→ **Your instructions**
Output all of the entries below precisely as written.

→ **Source material**

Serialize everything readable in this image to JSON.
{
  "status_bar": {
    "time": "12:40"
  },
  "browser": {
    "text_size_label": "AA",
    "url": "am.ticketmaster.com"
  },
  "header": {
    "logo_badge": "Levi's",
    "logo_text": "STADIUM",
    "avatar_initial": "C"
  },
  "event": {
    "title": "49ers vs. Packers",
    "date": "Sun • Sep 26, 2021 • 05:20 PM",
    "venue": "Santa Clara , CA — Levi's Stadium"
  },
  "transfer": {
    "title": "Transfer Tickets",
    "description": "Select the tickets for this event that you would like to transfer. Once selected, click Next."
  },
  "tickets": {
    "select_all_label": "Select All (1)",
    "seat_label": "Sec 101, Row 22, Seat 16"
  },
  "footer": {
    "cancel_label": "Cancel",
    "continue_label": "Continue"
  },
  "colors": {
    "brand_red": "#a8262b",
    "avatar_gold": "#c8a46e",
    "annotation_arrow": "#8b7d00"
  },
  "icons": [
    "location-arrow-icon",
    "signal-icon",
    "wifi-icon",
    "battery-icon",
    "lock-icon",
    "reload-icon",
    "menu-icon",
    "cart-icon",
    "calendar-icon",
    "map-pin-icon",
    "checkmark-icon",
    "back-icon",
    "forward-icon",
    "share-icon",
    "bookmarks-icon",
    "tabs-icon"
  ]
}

→ **Reply**
Serialize everything readable in this image to JSON.
{
  "status_bar": {
    "time": "12:40"
  },
  "browser": {
    "text_size_label": "AA",
    "url": "am.ticketmaster.com"
  },
  "header": {
    "logo_badge": "Levi's",
    "logo_text": "STADIUM",
    "avatar_initial": "C"
  },
  "event": {
    "title": "49ers vs. Packers",
    "date": "Sun • Sep 26, 2021 • 05:20 PM",
    "venue": "Santa Clara , CA — Levi's Stadium"
  },
  "transfer": {
    "title": "Transfer Tickets",
    "description": "Select the tickets for this event that you would like to transfer. Once selected, click Next."
  },
  "tickets": {
    "select_all_label": "Select All (1)",
    "seat_label": "Sec 101, Row 22, Seat 16"
  },
  "footer": {
    "cancel_label": "Cancel",
    "continue_label": "Continue"
  },
  "colors": {
    "brand_red": "#a8262b",
    "avatar_gold": "#c8a46e",
    "annotation_arrow": "#8b7d00"
  },
  "icons": [
    "location-arrow-icon",
    "signal-icon",
    "wifi-icon",
    "battery-icon",
    "lock-icon",
    "reload-icon",
    "menu-icon",
    "cart-icon",
    "calendar-icon",
    "map-pin-icon",
    "checkmark-icon",
    "back-icon",
    "forward-icon",
    "share-icon",
    "bookmarks-icon",
    "tabs-icon"
  ]
}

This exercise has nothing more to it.